### Do this:
Output every line of the items below verbatim, with no changes to spacing, punctuation, or numbers.

^^^^^^^^^^^^^^^^

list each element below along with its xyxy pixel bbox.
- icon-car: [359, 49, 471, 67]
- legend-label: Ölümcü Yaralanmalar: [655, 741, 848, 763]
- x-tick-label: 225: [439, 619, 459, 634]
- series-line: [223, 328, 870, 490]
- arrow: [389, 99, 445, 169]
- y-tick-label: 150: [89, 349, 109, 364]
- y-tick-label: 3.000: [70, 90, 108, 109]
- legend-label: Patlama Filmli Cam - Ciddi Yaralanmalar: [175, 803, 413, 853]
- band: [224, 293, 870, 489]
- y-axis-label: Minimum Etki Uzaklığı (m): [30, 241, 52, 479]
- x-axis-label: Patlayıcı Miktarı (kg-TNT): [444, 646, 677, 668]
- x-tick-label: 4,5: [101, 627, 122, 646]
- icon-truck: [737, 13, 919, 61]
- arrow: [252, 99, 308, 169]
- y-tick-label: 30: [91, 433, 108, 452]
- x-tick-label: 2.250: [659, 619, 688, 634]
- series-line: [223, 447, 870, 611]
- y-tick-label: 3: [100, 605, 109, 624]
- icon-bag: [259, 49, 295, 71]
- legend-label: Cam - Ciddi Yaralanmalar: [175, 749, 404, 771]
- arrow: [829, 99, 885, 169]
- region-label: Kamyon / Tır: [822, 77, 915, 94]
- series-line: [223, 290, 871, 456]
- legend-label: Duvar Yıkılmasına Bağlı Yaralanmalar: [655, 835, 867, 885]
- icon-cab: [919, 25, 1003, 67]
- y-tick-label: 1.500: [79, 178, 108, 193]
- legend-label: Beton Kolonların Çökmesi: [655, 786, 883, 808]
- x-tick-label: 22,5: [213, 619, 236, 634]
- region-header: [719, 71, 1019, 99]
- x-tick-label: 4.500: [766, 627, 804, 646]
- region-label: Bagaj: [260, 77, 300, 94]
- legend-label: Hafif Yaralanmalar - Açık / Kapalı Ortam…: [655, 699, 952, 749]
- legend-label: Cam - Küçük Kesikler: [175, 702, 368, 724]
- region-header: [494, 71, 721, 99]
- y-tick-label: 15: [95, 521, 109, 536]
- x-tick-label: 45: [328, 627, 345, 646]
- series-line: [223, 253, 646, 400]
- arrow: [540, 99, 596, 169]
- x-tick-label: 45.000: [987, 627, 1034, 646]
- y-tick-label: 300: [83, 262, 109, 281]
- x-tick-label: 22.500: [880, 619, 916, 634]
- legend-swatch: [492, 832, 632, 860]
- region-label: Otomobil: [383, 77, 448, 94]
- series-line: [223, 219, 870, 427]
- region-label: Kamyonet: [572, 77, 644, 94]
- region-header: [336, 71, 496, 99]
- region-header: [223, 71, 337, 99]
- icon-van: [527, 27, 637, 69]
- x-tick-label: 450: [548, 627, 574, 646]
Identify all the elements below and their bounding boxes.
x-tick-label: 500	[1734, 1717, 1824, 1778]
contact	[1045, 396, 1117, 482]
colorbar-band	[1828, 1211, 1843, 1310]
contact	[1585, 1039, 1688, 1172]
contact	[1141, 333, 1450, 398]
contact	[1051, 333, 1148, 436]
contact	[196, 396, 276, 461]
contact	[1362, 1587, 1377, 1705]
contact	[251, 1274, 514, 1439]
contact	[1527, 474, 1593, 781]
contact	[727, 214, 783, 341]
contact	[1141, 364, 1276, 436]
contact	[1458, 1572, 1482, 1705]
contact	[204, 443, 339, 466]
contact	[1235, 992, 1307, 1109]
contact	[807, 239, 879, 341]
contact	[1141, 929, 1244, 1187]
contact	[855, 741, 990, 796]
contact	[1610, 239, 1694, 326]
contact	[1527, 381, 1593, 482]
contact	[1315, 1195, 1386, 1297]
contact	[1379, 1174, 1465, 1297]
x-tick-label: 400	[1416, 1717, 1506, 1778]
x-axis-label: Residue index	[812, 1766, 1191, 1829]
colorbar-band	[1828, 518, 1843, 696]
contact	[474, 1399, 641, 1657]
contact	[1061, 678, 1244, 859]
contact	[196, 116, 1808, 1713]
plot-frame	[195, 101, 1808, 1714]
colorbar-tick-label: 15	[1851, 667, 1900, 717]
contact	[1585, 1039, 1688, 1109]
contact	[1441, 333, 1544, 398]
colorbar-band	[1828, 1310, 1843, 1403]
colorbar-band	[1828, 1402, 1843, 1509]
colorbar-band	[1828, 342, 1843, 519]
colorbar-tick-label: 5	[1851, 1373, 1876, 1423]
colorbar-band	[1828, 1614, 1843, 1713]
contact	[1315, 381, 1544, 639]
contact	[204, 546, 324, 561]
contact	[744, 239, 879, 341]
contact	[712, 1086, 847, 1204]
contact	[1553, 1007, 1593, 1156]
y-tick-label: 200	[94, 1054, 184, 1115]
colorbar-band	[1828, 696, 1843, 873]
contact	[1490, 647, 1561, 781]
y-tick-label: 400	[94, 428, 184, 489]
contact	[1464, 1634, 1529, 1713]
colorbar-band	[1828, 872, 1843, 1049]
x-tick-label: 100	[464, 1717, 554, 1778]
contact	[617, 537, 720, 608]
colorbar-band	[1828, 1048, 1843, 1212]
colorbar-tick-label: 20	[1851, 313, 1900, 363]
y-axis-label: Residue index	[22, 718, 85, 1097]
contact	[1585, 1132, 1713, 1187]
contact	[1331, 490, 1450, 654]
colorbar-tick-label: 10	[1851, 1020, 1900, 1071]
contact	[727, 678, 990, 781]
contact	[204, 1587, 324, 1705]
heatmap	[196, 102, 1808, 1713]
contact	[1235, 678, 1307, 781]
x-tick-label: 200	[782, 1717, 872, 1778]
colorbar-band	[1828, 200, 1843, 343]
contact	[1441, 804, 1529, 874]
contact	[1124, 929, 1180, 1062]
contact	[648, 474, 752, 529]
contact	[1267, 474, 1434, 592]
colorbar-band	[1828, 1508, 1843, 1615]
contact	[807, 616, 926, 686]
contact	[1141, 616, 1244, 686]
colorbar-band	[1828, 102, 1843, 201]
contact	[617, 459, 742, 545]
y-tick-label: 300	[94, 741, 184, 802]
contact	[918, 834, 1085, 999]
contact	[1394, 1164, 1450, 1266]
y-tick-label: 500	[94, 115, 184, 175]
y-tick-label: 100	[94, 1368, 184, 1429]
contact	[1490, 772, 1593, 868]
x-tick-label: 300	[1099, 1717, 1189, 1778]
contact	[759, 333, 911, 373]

^^^^^^^^^^^^^^^^

### Full solution:
list each element below along with its xyxy pixel bbox.
- icon-car: [359, 49, 471, 67]
- legend-label: Ölümcü Yaralanmalar: [655, 741, 848, 763]
- x-tick-label: 225: [439, 619, 459, 634]
- series-line: [223, 328, 870, 490]
- arrow: [389, 99, 445, 169]
- y-tick-label: 150: [89, 349, 109, 364]
- y-tick-label: 3.000: [70, 90, 108, 109]
- legend-label: Patlama Filmli Cam - Ciddi Yaralanmalar: [175, 803, 413, 853]
- band: [224, 293, 870, 489]
- y-axis-label: Minimum Etki Uzaklığı (m): [30, 241, 52, 479]
- x-axis-label: Patlayıcı Miktarı (kg-TNT): [444, 646, 677, 668]
- x-tick-label: 4,5: [101, 627, 122, 646]
- icon-truck: [737, 13, 919, 61]
- arrow: [252, 99, 308, 169]
- y-tick-label: 30: [91, 433, 108, 452]
- x-tick-label: 2.250: [659, 619, 688, 634]
- series-line: [223, 447, 870, 611]
- y-tick-label: 3: [100, 605, 109, 624]
- icon-bag: [259, 49, 295, 71]
- legend-label: Cam - Ciddi Yaralanmalar: [175, 749, 404, 771]
- arrow: [829, 99, 885, 169]
- region-label: Kamyon / Tır: [822, 77, 915, 94]
- series-line: [223, 290, 871, 456]
- legend-label: Duvar Yıkılmasına Bağlı Yaralanmalar: [655, 835, 867, 885]
- icon-cab: [919, 25, 1003, 67]
- y-tick-label: 1.500: [79, 178, 108, 193]
- legend-label: Beton Kolonların Çökmesi: [655, 786, 883, 808]
- x-tick-label: 22,5: [213, 619, 236, 634]
- region-header: [719, 71, 1019, 99]
- x-tick-label: 4.500: [766, 627, 804, 646]
- region-label: Bagaj: [260, 77, 300, 94]
- legend-label: Hafif Yaralanmalar - Açık / Kapalı Ortam…: [655, 699, 952, 749]
- legend-label: Cam - Küçük Kesikler: [175, 702, 368, 724]
- region-header: [494, 71, 721, 99]
- y-tick-label: 15: [95, 521, 109, 536]
- x-tick-label: 45: [328, 627, 345, 646]
- series-line: [223, 253, 646, 400]
- arrow: [540, 99, 596, 169]
- x-tick-label: 45.000: [987, 627, 1034, 646]
- y-tick-label: 300: [83, 262, 109, 281]
- x-tick-label: 22.500: [880, 619, 916, 634]
- legend-swatch: [492, 832, 632, 860]
- region-label: Otomobil: [383, 77, 448, 94]
- series-line: [223, 219, 870, 427]
- region-label: Kamyonet: [572, 77, 644, 94]
- region-header: [336, 71, 496, 99]
- region-header: [223, 71, 337, 99]
- icon-van: [527, 27, 637, 69]
- x-tick-label: 450: [548, 627, 574, 646]
Identify all the elements below and their bounding boxes.
x-tick-label: 500	[1734, 1717, 1824, 1778]
contact	[1045, 396, 1117, 482]
colorbar-band	[1828, 1211, 1843, 1310]
contact	[1585, 1039, 1688, 1172]
contact	[1141, 333, 1450, 398]
contact	[1051, 333, 1148, 436]
contact	[196, 396, 276, 461]
contact	[1362, 1587, 1377, 1705]
contact	[251, 1274, 514, 1439]
contact	[1527, 474, 1593, 781]
contact	[727, 214, 783, 341]
contact	[1141, 364, 1276, 436]
contact	[1458, 1572, 1482, 1705]
contact	[204, 443, 339, 466]
contact	[1235, 992, 1307, 1109]
contact	[807, 239, 879, 341]
contact	[1141, 929, 1244, 1187]
contact	[855, 741, 990, 796]
contact	[1610, 239, 1694, 326]
contact	[1527, 381, 1593, 482]
contact	[1315, 1195, 1386, 1297]
contact	[1379, 1174, 1465, 1297]
x-tick-label: 400	[1416, 1717, 1506, 1778]
x-axis-label: Residue index	[812, 1766, 1191, 1829]
colorbar-band	[1828, 518, 1843, 696]
contact	[474, 1399, 641, 1657]
contact	[1061, 678, 1244, 859]
contact	[196, 116, 1808, 1713]
plot-frame	[195, 101, 1808, 1714]
colorbar-tick-label: 15	[1851, 667, 1900, 717]
contact	[1585, 1039, 1688, 1109]
contact	[1441, 333, 1544, 398]
colorbar-band	[1828, 1310, 1843, 1403]
colorbar-band	[1828, 1402, 1843, 1509]
colorbar-band	[1828, 342, 1843, 519]
colorbar-tick-label: 5	[1851, 1373, 1876, 1423]
colorbar-band	[1828, 1614, 1843, 1713]
contact	[1315, 381, 1544, 639]
contact	[204, 546, 324, 561]
contact	[744, 239, 879, 341]
contact	[712, 1086, 847, 1204]
contact	[1553, 1007, 1593, 1156]
y-tick-label: 200	[94, 1054, 184, 1115]
colorbar-band	[1828, 696, 1843, 873]
contact	[1490, 647, 1561, 781]
y-tick-label: 400	[94, 428, 184, 489]
contact	[1464, 1634, 1529, 1713]
colorbar-band	[1828, 872, 1843, 1049]
x-tick-label: 100	[464, 1717, 554, 1778]
contact	[617, 537, 720, 608]
colorbar-band	[1828, 1048, 1843, 1212]
colorbar-tick-label: 20	[1851, 313, 1900, 363]
y-axis-label: Residue index	[22, 718, 85, 1097]
contact	[1585, 1132, 1713, 1187]
contact	[1331, 490, 1450, 654]
colorbar-tick-label: 10	[1851, 1020, 1900, 1071]
contact	[727, 678, 990, 781]
contact	[204, 1587, 324, 1705]
heatmap	[196, 102, 1808, 1713]
contact	[1235, 678, 1307, 781]
x-tick-label: 200	[782, 1717, 872, 1778]
colorbar-band	[1828, 200, 1843, 343]
contact	[1441, 804, 1529, 874]
contact	[1124, 929, 1180, 1062]
contact	[648, 474, 752, 529]
contact	[1267, 474, 1434, 592]
colorbar-band	[1828, 1508, 1843, 1615]
contact	[807, 616, 926, 686]
contact	[1141, 616, 1244, 686]
colorbar-band	[1828, 102, 1843, 201]
contact	[617, 459, 742, 545]
y-tick-label: 300	[94, 741, 184, 802]
contact	[918, 834, 1085, 999]
contact	[1394, 1164, 1450, 1266]
y-tick-label: 500	[94, 115, 184, 175]
y-tick-label: 100	[94, 1368, 184, 1429]
contact	[1490, 772, 1593, 868]
x-tick-label: 300	[1099, 1717, 1189, 1778]
contact	[759, 333, 911, 373]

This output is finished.